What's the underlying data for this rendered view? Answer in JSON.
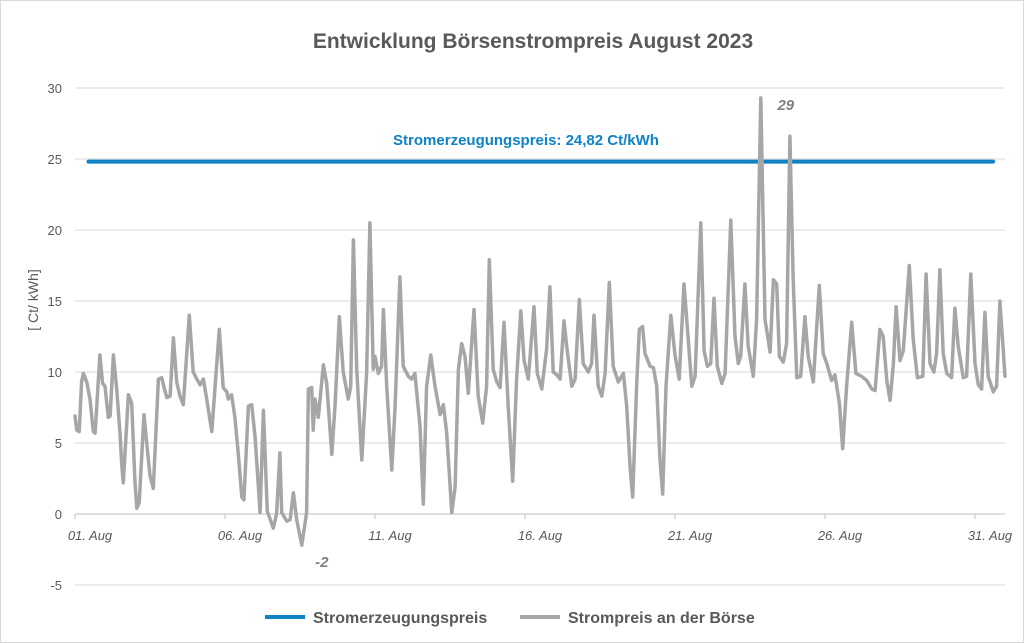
{
  "chart_data": {
    "type": "line",
    "title": "Entwicklung Börsenstrompreis August 2023",
    "ylabel": "[ Ct/ kWh]",
    "xlabel": "",
    "ylim": [
      -5,
      30
    ],
    "yticks": [
      -5,
      0,
      5,
      10,
      15,
      20,
      25,
      30
    ],
    "xlim_days": [
      0,
      31
    ],
    "xticks": [
      {
        "day": 0,
        "label": "01. Aug"
      },
      {
        "day": 5,
        "label": "06. Aug"
      },
      {
        "day": 10,
        "label": "11. Aug"
      },
      {
        "day": 15,
        "label": "16. Aug"
      },
      {
        "day": 20,
        "label": "21. Aug"
      },
      {
        "day": 25,
        "label": "26. Aug"
      },
      {
        "day": 30,
        "label": "31. Aug"
      }
    ],
    "grid": "horizontal",
    "legend_position": "bottom",
    "reference_line": {
      "name": "Stromerzeugungspreis",
      "value": 24.82,
      "label": "Stromerzeugungspreis: 24,82 Ct/kWh",
      "color": "#0f82c5"
    },
    "annotations": [
      {
        "text": "29",
        "day": 22.86,
        "value": 29.3
      },
      {
        "text": "-2",
        "day": 7.56,
        "value": -2.2
      }
    ],
    "series": [
      {
        "name": "Stromerzeugungspreis",
        "color": "#0f82c5",
        "values": [
          [
            0.45,
            24.82
          ],
          [
            30.6,
            24.82
          ]
        ]
      },
      {
        "name": "Strompreis an der Börse",
        "color": "#a6a6a6",
        "values": [
          [
            0,
            6.9
          ],
          [
            0.06,
            5.9
          ],
          [
            0.14,
            5.8
          ],
          [
            0.22,
            9.3
          ],
          [
            0.28,
            9.9
          ],
          [
            0.39,
            9.3
          ],
          [
            0.5,
            8.1
          ],
          [
            0.61,
            5.8
          ],
          [
            0.67,
            5.7
          ],
          [
            0.83,
            11.2
          ],
          [
            0.92,
            9.2
          ],
          [
            1.0,
            9.0
          ],
          [
            1.11,
            6.8
          ],
          [
            1.17,
            6.9
          ],
          [
            1.28,
            11.2
          ],
          [
            1.39,
            8.8
          ],
          [
            1.5,
            5.7
          ],
          [
            1.56,
            3.4
          ],
          [
            1.61,
            2.2
          ],
          [
            1.78,
            8.4
          ],
          [
            1.89,
            7.8
          ],
          [
            2.0,
            2.2
          ],
          [
            2.06,
            0.4
          ],
          [
            2.14,
            0.8
          ],
          [
            2.3,
            7.0
          ],
          [
            2.39,
            5.0
          ],
          [
            2.5,
            2.7
          ],
          [
            2.61,
            1.8
          ],
          [
            2.78,
            9.5
          ],
          [
            2.89,
            9.6
          ],
          [
            2.97,
            8.9
          ],
          [
            3.06,
            8.2
          ],
          [
            3.17,
            8.3
          ],
          [
            3.28,
            12.4
          ],
          [
            3.39,
            9.3
          ],
          [
            3.5,
            8.3
          ],
          [
            3.61,
            7.7
          ],
          [
            3.81,
            14.0
          ],
          [
            3.94,
            10.0
          ],
          [
            4.06,
            9.5
          ],
          [
            4.17,
            9.1
          ],
          [
            4.28,
            9.5
          ],
          [
            4.39,
            8.1
          ],
          [
            4.56,
            5.8
          ],
          [
            4.67,
            9.0
          ],
          [
            4.81,
            13.0
          ],
          [
            4.94,
            8.9
          ],
          [
            5.06,
            8.6
          ],
          [
            5.11,
            8.1
          ],
          [
            5.22,
            8.4
          ],
          [
            5.33,
            6.8
          ],
          [
            5.44,
            4.3
          ],
          [
            5.56,
            1.2
          ],
          [
            5.63,
            1.0
          ],
          [
            5.78,
            7.6
          ],
          [
            5.89,
            7.7
          ],
          [
            6.0,
            5.5
          ],
          [
            6.17,
            0.1
          ],
          [
            6.28,
            7.3
          ],
          [
            6.41,
            0.2
          ],
          [
            6.61,
            -1.0
          ],
          [
            6.72,
            0
          ],
          [
            6.83,
            4.3
          ],
          [
            6.89,
            0.1
          ],
          [
            7.06,
            -0.5
          ],
          [
            7.17,
            -0.4
          ],
          [
            7.28,
            1.5
          ],
          [
            7.39,
            -0.4
          ],
          [
            7.56,
            -2.2
          ],
          [
            7.72,
            0.1
          ],
          [
            7.78,
            8.8
          ],
          [
            7.89,
            8.9
          ],
          [
            7.94,
            5.9
          ],
          [
            8.0,
            8.1
          ],
          [
            8.11,
            6.8
          ],
          [
            8.28,
            10.5
          ],
          [
            8.39,
            9.2
          ],
          [
            8.56,
            4.2
          ],
          [
            8.67,
            7.7
          ],
          [
            8.81,
            13.9
          ],
          [
            8.94,
            10.0
          ],
          [
            9.11,
            8.1
          ],
          [
            9.19,
            9.0
          ],
          [
            9.28,
            19.3
          ],
          [
            9.39,
            10.2
          ],
          [
            9.56,
            3.8
          ],
          [
            9.72,
            9.9
          ],
          [
            9.83,
            20.5
          ],
          [
            9.94,
            10.2
          ],
          [
            10.0,
            11.1
          ],
          [
            10.11,
            9.9
          ],
          [
            10.22,
            10.4
          ],
          [
            10.28,
            14.4
          ],
          [
            10.39,
            9.0
          ],
          [
            10.56,
            3.1
          ],
          [
            10.67,
            7.6
          ],
          [
            10.83,
            16.7
          ],
          [
            10.94,
            10.4
          ],
          [
            11.11,
            9.7
          ],
          [
            11.22,
            9.5
          ],
          [
            11.33,
            9.9
          ],
          [
            11.5,
            6.2
          ],
          [
            11.61,
            0.7
          ],
          [
            11.72,
            9.0
          ],
          [
            11.86,
            11.2
          ],
          [
            12.0,
            9.0
          ],
          [
            12.17,
            7.0
          ],
          [
            12.28,
            7.7
          ],
          [
            12.39,
            5.7
          ],
          [
            12.56,
            0.1
          ],
          [
            12.67,
            1.9
          ],
          [
            12.78,
            10.2
          ],
          [
            12.89,
            12.0
          ],
          [
            13.0,
            11.1
          ],
          [
            13.11,
            8.5
          ],
          [
            13.3,
            14.4
          ],
          [
            13.44,
            8.3
          ],
          [
            13.59,
            6.4
          ],
          [
            13.72,
            9.0
          ],
          [
            13.81,
            17.9
          ],
          [
            13.94,
            10.2
          ],
          [
            14.06,
            9.3
          ],
          [
            14.17,
            8.9
          ],
          [
            14.3,
            13.5
          ],
          [
            14.44,
            7.6
          ],
          [
            14.59,
            2.3
          ],
          [
            14.72,
            9.5
          ],
          [
            14.86,
            14.3
          ],
          [
            14.97,
            10.8
          ],
          [
            15.11,
            9.5
          ],
          [
            15.3,
            14.6
          ],
          [
            15.41,
            9.9
          ],
          [
            15.56,
            8.8
          ],
          [
            15.72,
            11.6
          ],
          [
            15.83,
            16.0
          ],
          [
            15.94,
            10.0
          ],
          [
            16.06,
            9.8
          ],
          [
            16.17,
            9.5
          ],
          [
            16.3,
            13.6
          ],
          [
            16.39,
            11.8
          ],
          [
            16.56,
            9.0
          ],
          [
            16.67,
            9.5
          ],
          [
            16.81,
            15.1
          ],
          [
            16.94,
            10.6
          ],
          [
            17.11,
            10.0
          ],
          [
            17.22,
            10.6
          ],
          [
            17.3,
            14.0
          ],
          [
            17.44,
            9.0
          ],
          [
            17.56,
            8.3
          ],
          [
            17.67,
            9.9
          ],
          [
            17.81,
            16.3
          ],
          [
            17.94,
            10.4
          ],
          [
            18.11,
            9.3
          ],
          [
            18.28,
            9.9
          ],
          [
            18.39,
            7.6
          ],
          [
            18.5,
            3.4
          ],
          [
            18.59,
            1.2
          ],
          [
            18.72,
            9.0
          ],
          [
            18.81,
            13.0
          ],
          [
            18.92,
            13.2
          ],
          [
            19.0,
            11.3
          ],
          [
            19.17,
            10.4
          ],
          [
            19.28,
            10.3
          ],
          [
            19.39,
            9.0
          ],
          [
            19.5,
            3.8
          ],
          [
            19.59,
            1.4
          ],
          [
            19.7,
            9.0
          ],
          [
            19.86,
            14.0
          ],
          [
            20.0,
            11.2
          ],
          [
            20.14,
            9.5
          ],
          [
            20.3,
            16.2
          ],
          [
            20.56,
            9.0
          ],
          [
            20.67,
            9.7
          ],
          [
            20.86,
            20.5
          ],
          [
            20.97,
            11.5
          ],
          [
            21.08,
            10.4
          ],
          [
            21.19,
            10.6
          ],
          [
            21.3,
            15.2
          ],
          [
            21.41,
            10.4
          ],
          [
            21.56,
            9.2
          ],
          [
            21.67,
            9.9
          ],
          [
            21.86,
            20.7
          ],
          [
            22.0,
            12.5
          ],
          [
            22.11,
            10.6
          ],
          [
            22.19,
            11.1
          ],
          [
            22.33,
            16.2
          ],
          [
            22.44,
            11.8
          ],
          [
            22.61,
            9.7
          ],
          [
            22.72,
            13.7
          ],
          [
            22.86,
            29.3
          ],
          [
            23.0,
            13.7
          ],
          [
            23.17,
            11.4
          ],
          [
            23.28,
            16.5
          ],
          [
            23.39,
            16.2
          ],
          [
            23.48,
            11.1
          ],
          [
            23.61,
            10.7
          ],
          [
            23.72,
            12.0
          ],
          [
            23.83,
            26.6
          ],
          [
            23.94,
            16.5
          ],
          [
            24.06,
            9.6
          ],
          [
            24.19,
            9.7
          ],
          [
            24.33,
            13.9
          ],
          [
            24.44,
            11.1
          ],
          [
            24.61,
            9.3
          ],
          [
            24.81,
            16.1
          ],
          [
            24.94,
            11.3
          ],
          [
            25.06,
            10.6
          ],
          [
            25.22,
            9.4
          ],
          [
            25.33,
            9.8
          ],
          [
            25.48,
            7.8
          ],
          [
            25.59,
            4.6
          ],
          [
            25.72,
            9.0
          ],
          [
            25.89,
            13.5
          ],
          [
            26.03,
            9.9
          ],
          [
            26.22,
            9.7
          ],
          [
            26.39,
            9.4
          ],
          [
            26.56,
            8.8
          ],
          [
            26.67,
            8.7
          ],
          [
            26.83,
            13.0
          ],
          [
            26.94,
            12.5
          ],
          [
            27.06,
            9.4
          ],
          [
            27.17,
            8.0
          ],
          [
            27.28,
            10.6
          ],
          [
            27.37,
            14.6
          ],
          [
            27.5,
            10.8
          ],
          [
            27.61,
            11.5
          ],
          [
            27.81,
            17.5
          ],
          [
            27.94,
            12.3
          ],
          [
            28.08,
            9.6
          ],
          [
            28.26,
            9.7
          ],
          [
            28.37,
            16.9
          ],
          [
            28.5,
            10.6
          ],
          [
            28.63,
            10.0
          ],
          [
            28.72,
            11.3
          ],
          [
            28.83,
            17.2
          ],
          [
            28.94,
            11.3
          ],
          [
            29.06,
            9.9
          ],
          [
            29.22,
            9.6
          ],
          [
            29.33,
            14.5
          ],
          [
            29.44,
            11.8
          ],
          [
            29.61,
            9.6
          ],
          [
            29.72,
            9.7
          ],
          [
            29.86,
            16.9
          ],
          [
            30.0,
            10.6
          ],
          [
            30.11,
            9.1
          ],
          [
            30.22,
            8.8
          ],
          [
            30.33,
            14.2
          ],
          [
            30.44,
            9.7
          ],
          [
            30.61,
            8.6
          ],
          [
            30.72,
            9.0
          ],
          [
            30.83,
            15.0
          ],
          [
            31.0,
            9.7
          ]
        ]
      }
    ]
  }
}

> [Stated task]:
Copy the lines from the entries above in which the word "Stromerzeugungspreis" appears.

> [Response for this exercise]:
      "name": "Stromerzeugungspreis",
      "label": "Stromerzeugungspreis: 24,82 Ct/kWh",
        "name": "Stromerzeugungspreis",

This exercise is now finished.